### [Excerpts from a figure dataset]
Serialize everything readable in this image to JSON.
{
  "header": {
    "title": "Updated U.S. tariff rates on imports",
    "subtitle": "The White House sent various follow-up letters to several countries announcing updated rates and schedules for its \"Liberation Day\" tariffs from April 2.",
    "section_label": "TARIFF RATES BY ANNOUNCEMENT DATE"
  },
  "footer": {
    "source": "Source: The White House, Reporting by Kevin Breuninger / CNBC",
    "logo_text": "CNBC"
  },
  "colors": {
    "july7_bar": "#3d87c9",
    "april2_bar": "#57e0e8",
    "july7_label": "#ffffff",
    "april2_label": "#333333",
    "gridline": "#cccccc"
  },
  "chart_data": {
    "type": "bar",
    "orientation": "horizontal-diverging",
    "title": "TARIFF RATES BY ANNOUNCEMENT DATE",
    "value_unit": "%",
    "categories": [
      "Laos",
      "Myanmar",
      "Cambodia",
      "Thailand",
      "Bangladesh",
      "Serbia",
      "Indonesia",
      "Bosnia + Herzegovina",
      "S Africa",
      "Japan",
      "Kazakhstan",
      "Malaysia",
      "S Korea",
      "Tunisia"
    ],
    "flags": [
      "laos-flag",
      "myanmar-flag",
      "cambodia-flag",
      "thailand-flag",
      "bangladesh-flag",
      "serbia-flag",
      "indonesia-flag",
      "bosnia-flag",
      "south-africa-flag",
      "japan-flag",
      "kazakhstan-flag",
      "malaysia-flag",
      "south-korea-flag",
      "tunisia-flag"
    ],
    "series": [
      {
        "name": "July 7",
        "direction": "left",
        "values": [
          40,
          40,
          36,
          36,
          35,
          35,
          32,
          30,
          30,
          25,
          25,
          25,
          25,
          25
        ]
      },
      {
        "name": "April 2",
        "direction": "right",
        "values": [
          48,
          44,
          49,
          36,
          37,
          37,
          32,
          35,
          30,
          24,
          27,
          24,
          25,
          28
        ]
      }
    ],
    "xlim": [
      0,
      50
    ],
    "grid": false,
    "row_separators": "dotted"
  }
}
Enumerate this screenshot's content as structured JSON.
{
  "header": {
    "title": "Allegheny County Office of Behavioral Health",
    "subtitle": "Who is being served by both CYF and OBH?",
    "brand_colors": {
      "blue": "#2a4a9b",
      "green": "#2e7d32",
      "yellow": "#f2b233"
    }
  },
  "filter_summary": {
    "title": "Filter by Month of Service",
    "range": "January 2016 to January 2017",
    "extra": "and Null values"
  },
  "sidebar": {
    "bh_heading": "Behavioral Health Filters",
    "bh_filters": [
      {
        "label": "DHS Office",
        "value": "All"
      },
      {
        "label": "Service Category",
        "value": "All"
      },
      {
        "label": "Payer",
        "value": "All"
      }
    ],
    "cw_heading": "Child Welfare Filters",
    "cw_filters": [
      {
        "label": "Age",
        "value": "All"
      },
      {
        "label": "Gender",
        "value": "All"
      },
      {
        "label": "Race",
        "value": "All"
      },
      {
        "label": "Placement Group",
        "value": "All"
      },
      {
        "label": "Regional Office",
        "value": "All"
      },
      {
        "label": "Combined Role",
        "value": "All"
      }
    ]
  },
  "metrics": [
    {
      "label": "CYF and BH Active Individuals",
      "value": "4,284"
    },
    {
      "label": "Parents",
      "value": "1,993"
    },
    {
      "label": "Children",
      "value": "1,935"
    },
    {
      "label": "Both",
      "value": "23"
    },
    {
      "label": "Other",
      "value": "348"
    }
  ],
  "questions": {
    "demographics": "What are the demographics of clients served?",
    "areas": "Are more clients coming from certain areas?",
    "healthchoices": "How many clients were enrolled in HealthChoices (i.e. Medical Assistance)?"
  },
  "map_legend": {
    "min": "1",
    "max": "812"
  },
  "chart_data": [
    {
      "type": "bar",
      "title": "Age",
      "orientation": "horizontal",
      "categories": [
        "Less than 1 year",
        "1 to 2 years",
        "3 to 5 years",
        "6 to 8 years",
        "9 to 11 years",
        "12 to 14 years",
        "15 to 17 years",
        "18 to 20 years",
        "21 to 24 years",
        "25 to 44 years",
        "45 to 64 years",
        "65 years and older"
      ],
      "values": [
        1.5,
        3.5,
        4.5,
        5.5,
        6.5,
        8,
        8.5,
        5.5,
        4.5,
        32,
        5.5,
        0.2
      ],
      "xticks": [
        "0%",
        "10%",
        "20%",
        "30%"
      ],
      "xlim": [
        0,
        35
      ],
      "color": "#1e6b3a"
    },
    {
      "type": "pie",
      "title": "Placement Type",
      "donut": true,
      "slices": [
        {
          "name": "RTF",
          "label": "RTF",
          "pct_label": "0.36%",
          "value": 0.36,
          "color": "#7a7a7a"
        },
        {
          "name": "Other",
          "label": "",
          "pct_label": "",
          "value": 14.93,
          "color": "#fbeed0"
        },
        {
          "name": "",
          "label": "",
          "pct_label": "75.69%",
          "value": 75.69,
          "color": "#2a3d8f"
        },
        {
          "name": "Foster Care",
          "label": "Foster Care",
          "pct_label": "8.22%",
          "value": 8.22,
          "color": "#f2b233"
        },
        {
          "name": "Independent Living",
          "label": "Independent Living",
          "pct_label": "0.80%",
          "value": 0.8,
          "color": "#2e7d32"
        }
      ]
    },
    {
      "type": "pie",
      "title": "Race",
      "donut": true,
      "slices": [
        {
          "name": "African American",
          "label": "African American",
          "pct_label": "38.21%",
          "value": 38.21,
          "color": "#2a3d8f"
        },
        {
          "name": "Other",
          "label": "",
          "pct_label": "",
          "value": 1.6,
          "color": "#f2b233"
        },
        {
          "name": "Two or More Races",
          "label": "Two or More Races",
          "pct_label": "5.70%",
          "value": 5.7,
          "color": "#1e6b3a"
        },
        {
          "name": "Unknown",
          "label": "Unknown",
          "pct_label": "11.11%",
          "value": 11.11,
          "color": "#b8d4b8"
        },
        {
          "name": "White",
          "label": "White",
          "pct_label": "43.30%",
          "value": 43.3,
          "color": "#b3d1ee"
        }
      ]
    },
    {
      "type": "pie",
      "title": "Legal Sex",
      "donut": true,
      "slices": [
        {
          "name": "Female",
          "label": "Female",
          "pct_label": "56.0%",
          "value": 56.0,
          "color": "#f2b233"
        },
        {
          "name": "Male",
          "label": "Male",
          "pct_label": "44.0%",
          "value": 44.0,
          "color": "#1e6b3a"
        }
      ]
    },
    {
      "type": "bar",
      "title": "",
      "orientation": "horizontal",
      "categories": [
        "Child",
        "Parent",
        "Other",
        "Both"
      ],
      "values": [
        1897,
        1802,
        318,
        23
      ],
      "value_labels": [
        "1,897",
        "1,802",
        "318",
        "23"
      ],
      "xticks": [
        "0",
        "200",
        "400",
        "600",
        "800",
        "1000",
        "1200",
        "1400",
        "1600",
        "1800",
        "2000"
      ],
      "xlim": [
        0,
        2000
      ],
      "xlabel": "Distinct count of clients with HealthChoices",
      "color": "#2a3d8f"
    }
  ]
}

### [Instructions to follow]
Copy out all of the records shown above exactly.

### [Solved problem]
Serialize everything readable in this image to JSON.
{
  "header": {
    "title": "Updated U.S. tariff rates on imports",
    "subtitle": "The White House sent various follow-up letters to several countries announcing updated rates and schedules for its \"Liberation Day\" tariffs from April 2.",
    "section_label": "TARIFF RATES BY ANNOUNCEMENT DATE"
  },
  "footer": {
    "source": "Source: The White House, Reporting by Kevin Breuninger / CNBC",
    "logo_text": "CNBC"
  },
  "colors": {
    "july7_bar": "#3d87c9",
    "april2_bar": "#57e0e8",
    "july7_label": "#ffffff",
    "april2_label": "#333333",
    "gridline": "#cccccc"
  },
  "chart_data": {
    "type": "bar",
    "orientation": "horizontal-diverging",
    "title": "TARIFF RATES BY ANNOUNCEMENT DATE",
    "value_unit": "%",
    "categories": [
      "Laos",
      "Myanmar",
      "Cambodia",
      "Thailand",
      "Bangladesh",
      "Serbia",
      "Indonesia",
      "Bosnia + Herzegovina",
      "S Africa",
      "Japan",
      "Kazakhstan",
      "Malaysia",
      "S Korea",
      "Tunisia"
    ],
    "flags": [
      "laos-flag",
      "myanmar-flag",
      "cambodia-flag",
      "thailand-flag",
      "bangladesh-flag",
      "serbia-flag",
      "indonesia-flag",
      "bosnia-flag",
      "south-africa-flag",
      "japan-flag",
      "kazakhstan-flag",
      "malaysia-flag",
      "south-korea-flag",
      "tunisia-flag"
    ],
    "series": [
      {
        "name": "July 7",
        "direction": "left",
        "values": [
          40,
          40,
          36,
          36,
          35,
          35,
          32,
          30,
          30,
          25,
          25,
          25,
          25,
          25
        ]
      },
      {
        "name": "April 2",
        "direction": "right",
        "values": [
          48,
          44,
          49,
          36,
          37,
          37,
          32,
          35,
          30,
          24,
          27,
          24,
          25,
          28
        ]
      }
    ],
    "xlim": [
      0,
      50
    ],
    "grid": false,
    "row_separators": "dotted"
  }
}
Enumerate this screenshot's content as structured JSON.
{
  "header": {
    "title": "Allegheny County Office of Behavioral Health",
    "subtitle": "Who is being served by both CYF and OBH?",
    "brand_colors": {
      "blue": "#2a4a9b",
      "green": "#2e7d32",
      "yellow": "#f2b233"
    }
  },
  "filter_summary": {
    "title": "Filter by Month of Service",
    "range": "January 2016 to January 2017",
    "extra": "and Null values"
  },
  "sidebar": {
    "bh_heading": "Behavioral Health Filters",
    "bh_filters": [
      {
        "label": "DHS Office",
        "value": "All"
      },
      {
        "label": "Service Category",
        "value": "All"
      },
      {
        "label": "Payer",
        "value": "All"
      }
    ],
    "cw_heading": "Child Welfare Filters",
    "cw_filters": [
      {
        "label": "Age",
        "value": "All"
      },
      {
        "label": "Gender",
        "value": "All"
      },
      {
        "label": "Race",
        "value": "All"
      },
      {
        "label": "Placement Group",
        "value": "All"
      },
      {
        "label": "Regional Office",
        "value": "All"
      },
      {
        "label": "Combined Role",
        "value": "All"
      }
    ]
  },
  "metrics": [
    {
      "label": "CYF and BH Active Individuals",
      "value": "4,284"
    },
    {
      "label": "Parents",
      "value": "1,993"
    },
    {
      "label": "Children",
      "value": "1,935"
    },
    {
      "label": "Both",
      "value": "23"
    },
    {
      "label": "Other",
      "value": "348"
    }
  ],
  "questions": {
    "demographics": "What are the demographics of clients served?",
    "areas": "Are more clients coming from certain areas?",
    "healthchoices": "How many clients were enrolled in HealthChoices (i.e. Medical Assistance)?"
  },
  "map_legend": {
    "min": "1",
    "max": "812"
  },
  "chart_data": [
    {
      "type": "bar",
      "title": "Age",
      "orientation": "horizontal",
      "categories": [
        "Less than 1 year",
        "1 to 2 years",
        "3 to 5 years",
        "6 to 8 years",
        "9 to 11 years",
        "12 to 14 years",
        "15 to 17 years",
        "18 to 20 years",
        "21 to 24 years",
        "25 to 44 years",
        "45 to 64 years",
        "65 years and older"
      ],
      "values": [
        1.5,
        3.5,
        4.5,
        5.5,
        6.5,
        8,
        8.5,
        5.5,
        4.5,
        32,
        5.5,
        0.2
      ],
      "xticks": [
        "0%",
        "10%",
        "20%",
        "30%"
      ],
      "xlim": [
        0,
        35
      ],
      "color": "#1e6b3a"
    },
    {
      "type": "pie",
      "title": "Placement Type",
      "donut": true,
      "slices": [
        {
          "name": "RTF",
          "label": "RTF",
          "pct_label": "0.36%",
          "value": 0.36,
          "color": "#7a7a7a"
        },
        {
          "name": "Other",
          "label": "",
          "pct_label": "",
          "value": 14.93,
          "color": "#fbeed0"
        },
        {
          "name": "",
          "label": "",
          "pct_label": "75.69%",
          "value": 75.69,
          "color": "#2a3d8f"
        },
        {
          "name": "Foster Care",
          "label": "Foster Care",
          "pct_label": "8.22%",
          "value": 8.22,
          "color": "#f2b233"
        },
        {
          "name": "Independent Living",
          "label": "Independent Living",
          "pct_label": "0.80%",
          "value": 0.8,
          "color": "#2e7d32"
        }
      ]
    },
    {
      "type": "pie",
      "title": "Race",
      "donut": true,
      "slices": [
        {
          "name": "African American",
          "label": "African American",
          "pct_label": "38.21%",
          "value": 38.21,
          "color": "#2a3d8f"
        },
        {
          "name": "Other",
          "label": "",
          "pct_label": "",
          "value": 1.6,
          "color": "#f2b233"
        },
        {
          "name": "Two or More Races",
          "label": "Two or More Races",
          "pct_label": "5.70%",
          "value": 5.7,
          "color": "#1e6b3a"
        },
        {
          "name": "Unknown",
          "label": "Unknown",
          "pct_label": "11.11%",
          "value": 11.11,
          "color": "#b8d4b8"
        },
        {
          "name": "White",
          "label": "White",
          "pct_label": "43.30%",
          "value": 43.3,
          "color": "#b3d1ee"
        }
      ]
    },
    {
      "type": "pie",
      "title": "Legal Sex",
      "donut": true,
      "slices": [
        {
          "name": "Female",
          "label": "Female",
          "pct_label": "56.0%",
          "value": 56.0,
          "color": "#f2b233"
        },
        {
          "name": "Male",
          "label": "Male",
          "pct_label": "44.0%",
          "value": 44.0,
          "color": "#1e6b3a"
        }
      ]
    },
    {
      "type": "bar",
      "title": "",
      "orientation": "horizontal",
      "categories": [
        "Child",
        "Parent",
        "Other",
        "Both"
      ],
      "values": [
        1897,
        1802,
        318,
        23
      ],
      "value_labels": [
        "1,897",
        "1,802",
        "318",
        "23"
      ],
      "xticks": [
        "0",
        "200",
        "400",
        "600",
        "800",
        "1000",
        "1200",
        "1400",
        "1600",
        "1800",
        "2000"
      ],
      "xlim": [
        0,
        2000
      ],
      "xlabel": "Distinct count of clients with HealthChoices",
      "color": "#2a3d8f"
    }
  ]
}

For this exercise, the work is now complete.